> _TASK_
Extract all records. Keep each one exact.

> _INPUT DATA_
— begin —

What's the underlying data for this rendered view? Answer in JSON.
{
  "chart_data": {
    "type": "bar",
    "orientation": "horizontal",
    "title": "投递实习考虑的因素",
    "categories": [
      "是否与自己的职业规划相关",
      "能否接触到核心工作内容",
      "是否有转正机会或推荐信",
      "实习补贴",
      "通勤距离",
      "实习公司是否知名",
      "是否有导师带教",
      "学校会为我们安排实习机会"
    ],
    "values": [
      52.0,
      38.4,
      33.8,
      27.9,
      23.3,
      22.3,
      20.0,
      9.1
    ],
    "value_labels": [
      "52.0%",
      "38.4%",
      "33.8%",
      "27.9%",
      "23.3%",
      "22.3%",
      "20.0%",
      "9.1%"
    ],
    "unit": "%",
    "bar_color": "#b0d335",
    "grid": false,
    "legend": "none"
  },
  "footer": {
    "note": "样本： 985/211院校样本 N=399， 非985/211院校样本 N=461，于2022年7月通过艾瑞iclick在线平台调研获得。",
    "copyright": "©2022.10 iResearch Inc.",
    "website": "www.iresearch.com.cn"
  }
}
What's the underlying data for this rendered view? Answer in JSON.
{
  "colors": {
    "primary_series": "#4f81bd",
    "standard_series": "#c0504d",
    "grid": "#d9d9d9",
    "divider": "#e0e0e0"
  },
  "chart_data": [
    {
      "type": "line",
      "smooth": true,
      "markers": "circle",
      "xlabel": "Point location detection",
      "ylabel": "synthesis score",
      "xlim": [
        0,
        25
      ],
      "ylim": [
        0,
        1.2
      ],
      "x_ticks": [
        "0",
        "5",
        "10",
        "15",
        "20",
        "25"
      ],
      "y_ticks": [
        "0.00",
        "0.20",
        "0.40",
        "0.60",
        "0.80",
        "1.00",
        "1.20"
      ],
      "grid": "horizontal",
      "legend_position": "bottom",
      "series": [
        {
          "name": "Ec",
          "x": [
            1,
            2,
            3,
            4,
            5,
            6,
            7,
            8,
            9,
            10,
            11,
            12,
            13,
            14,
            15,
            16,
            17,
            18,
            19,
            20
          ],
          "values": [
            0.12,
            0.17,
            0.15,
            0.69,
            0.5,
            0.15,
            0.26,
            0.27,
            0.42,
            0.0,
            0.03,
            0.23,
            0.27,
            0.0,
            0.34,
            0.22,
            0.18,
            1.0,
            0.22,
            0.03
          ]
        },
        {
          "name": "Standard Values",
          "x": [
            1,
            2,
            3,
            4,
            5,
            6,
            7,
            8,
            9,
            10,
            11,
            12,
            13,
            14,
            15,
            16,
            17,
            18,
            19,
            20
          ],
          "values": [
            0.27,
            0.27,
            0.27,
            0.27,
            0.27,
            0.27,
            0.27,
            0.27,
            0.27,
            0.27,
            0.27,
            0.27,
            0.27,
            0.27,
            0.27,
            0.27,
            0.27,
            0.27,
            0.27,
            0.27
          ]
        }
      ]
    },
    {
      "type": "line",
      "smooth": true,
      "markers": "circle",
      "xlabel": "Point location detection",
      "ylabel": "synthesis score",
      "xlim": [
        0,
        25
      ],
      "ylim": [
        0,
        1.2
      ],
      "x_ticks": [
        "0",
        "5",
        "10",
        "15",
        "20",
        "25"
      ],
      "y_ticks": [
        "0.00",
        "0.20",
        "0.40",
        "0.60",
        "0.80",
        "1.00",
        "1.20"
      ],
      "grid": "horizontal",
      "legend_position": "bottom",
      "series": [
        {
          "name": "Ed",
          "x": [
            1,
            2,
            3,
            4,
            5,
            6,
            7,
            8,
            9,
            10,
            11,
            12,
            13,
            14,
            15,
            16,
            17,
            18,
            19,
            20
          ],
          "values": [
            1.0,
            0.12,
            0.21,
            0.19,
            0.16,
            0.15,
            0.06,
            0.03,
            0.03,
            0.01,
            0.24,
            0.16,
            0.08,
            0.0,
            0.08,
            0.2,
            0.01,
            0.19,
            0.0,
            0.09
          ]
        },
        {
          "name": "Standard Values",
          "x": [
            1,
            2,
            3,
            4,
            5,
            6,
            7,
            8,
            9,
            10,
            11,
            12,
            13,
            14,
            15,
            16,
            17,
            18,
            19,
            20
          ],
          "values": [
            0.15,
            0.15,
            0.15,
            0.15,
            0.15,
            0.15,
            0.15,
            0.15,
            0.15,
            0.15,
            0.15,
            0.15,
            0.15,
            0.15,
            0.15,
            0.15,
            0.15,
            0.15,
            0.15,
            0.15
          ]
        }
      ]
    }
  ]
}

— end —

> _SOLUTION FOR THIS EXERCISE_
What's the underlying data for this rendered view? Answer in JSON.
{
  "chart_data": {
    "type": "bar",
    "orientation": "horizontal",
    "title": "投递实习考虑的因素",
    "categories": [
      "是否与自己的职业规划相关",
      "能否接触到核心工作内容",
      "是否有转正机会或推荐信",
      "实习补贴",
      "通勤距离",
      "实习公司是否知名",
      "是否有导师带教",
      "学校会为我们安排实习机会"
    ],
    "values": [
      52.0,
      38.4,
      33.8,
      27.9,
      23.3,
      22.3,
      20.0,
      9.1
    ],
    "value_labels": [
      "52.0%",
      "38.4%",
      "33.8%",
      "27.9%",
      "23.3%",
      "22.3%",
      "20.0%",
      "9.1%"
    ],
    "unit": "%",
    "bar_color": "#b0d335",
    "grid": false,
    "legend": "none"
  },
  "footer": {
    "note": "样本： 985/211院校样本 N=399， 非985/211院校样本 N=461，于2022年7月通过艾瑞iclick在线平台调研获得。",
    "copyright": "©2022.10 iResearch Inc.",
    "website": "www.iresearch.com.cn"
  }
}
What's the underlying data for this rendered view? Answer in JSON.
{
  "colors": {
    "primary_series": "#4f81bd",
    "standard_series": "#c0504d",
    "grid": "#d9d9d9",
    "divider": "#e0e0e0"
  },
  "chart_data": [
    {
      "type": "line",
      "smooth": true,
      "markers": "circle",
      "xlabel": "Point location detection",
      "ylabel": "synthesis score",
      "xlim": [
        0,
        25
      ],
      "ylim": [
        0,
        1.2
      ],
      "x_ticks": [
        "0",
        "5",
        "10",
        "15",
        "20",
        "25"
      ],
      "y_ticks": [
        "0.00",
        "0.20",
        "0.40",
        "0.60",
        "0.80",
        "1.00",
        "1.20"
      ],
      "grid": "horizontal",
      "legend_position": "bottom",
      "series": [
        {
          "name": "Ec",
          "x": [
            1,
            2,
            3,
            4,
            5,
            6,
            7,
            8,
            9,
            10,
            11,
            12,
            13,
            14,
            15,
            16,
            17,
            18,
            19,
            20
          ],
          "values": [
            0.12,
            0.17,
            0.15,
            0.69,
            0.5,
            0.15,
            0.26,
            0.27,
            0.42,
            0.0,
            0.03,
            0.23,
            0.27,
            0.0,
            0.34,
            0.22,
            0.18,
            1.0,
            0.22,
            0.03
          ]
        },
        {
          "name": "Standard Values",
          "x": [
            1,
            2,
            3,
            4,
            5,
            6,
            7,
            8,
            9,
            10,
            11,
            12,
            13,
            14,
            15,
            16,
            17,
            18,
            19,
            20
          ],
          "values": [
            0.27,
            0.27,
            0.27,
            0.27,
            0.27,
            0.27,
            0.27,
            0.27,
            0.27,
            0.27,
            0.27,
            0.27,
            0.27,
            0.27,
            0.27,
            0.27,
            0.27,
            0.27,
            0.27,
            0.27
          ]
        }
      ]
    },
    {
      "type": "line",
      "smooth": true,
      "markers": "circle",
      "xlabel": "Point location detection",
      "ylabel": "synthesis score",
      "xlim": [
        0,
        25
      ],
      "ylim": [
        0,
        1.2
      ],
      "x_ticks": [
        "0",
        "5",
        "10",
        "15",
        "20",
        "25"
      ],
      "y_ticks": [
        "0.00",
        "0.20",
        "0.40",
        "0.60",
        "0.80",
        "1.00",
        "1.20"
      ],
      "grid": "horizontal",
      "legend_position": "bottom",
      "series": [
        {
          "name": "Ed",
          "x": [
            1,
            2,
            3,
            4,
            5,
            6,
            7,
            8,
            9,
            10,
            11,
            12,
            13,
            14,
            15,
            16,
            17,
            18,
            19,
            20
          ],
          "values": [
            1.0,
            0.12,
            0.21,
            0.19,
            0.16,
            0.15,
            0.06,
            0.03,
            0.03,
            0.01,
            0.24,
            0.16,
            0.08,
            0.0,
            0.08,
            0.2,
            0.01,
            0.19,
            0.0,
            0.09
          ]
        },
        {
          "name": "Standard Values",
          "x": [
            1,
            2,
            3,
            4,
            5,
            6,
            7,
            8,
            9,
            10,
            11,
            12,
            13,
            14,
            15,
            16,
            17,
            18,
            19,
            20
          ],
          "values": [
            0.15,
            0.15,
            0.15,
            0.15,
            0.15,
            0.15,
            0.15,
            0.15,
            0.15,
            0.15,
            0.15,
            0.15,
            0.15,
            0.15,
            0.15,
            0.15,
            0.15,
            0.15,
            0.15,
            0.15
          ]
        }
      ]
    }
  ]
}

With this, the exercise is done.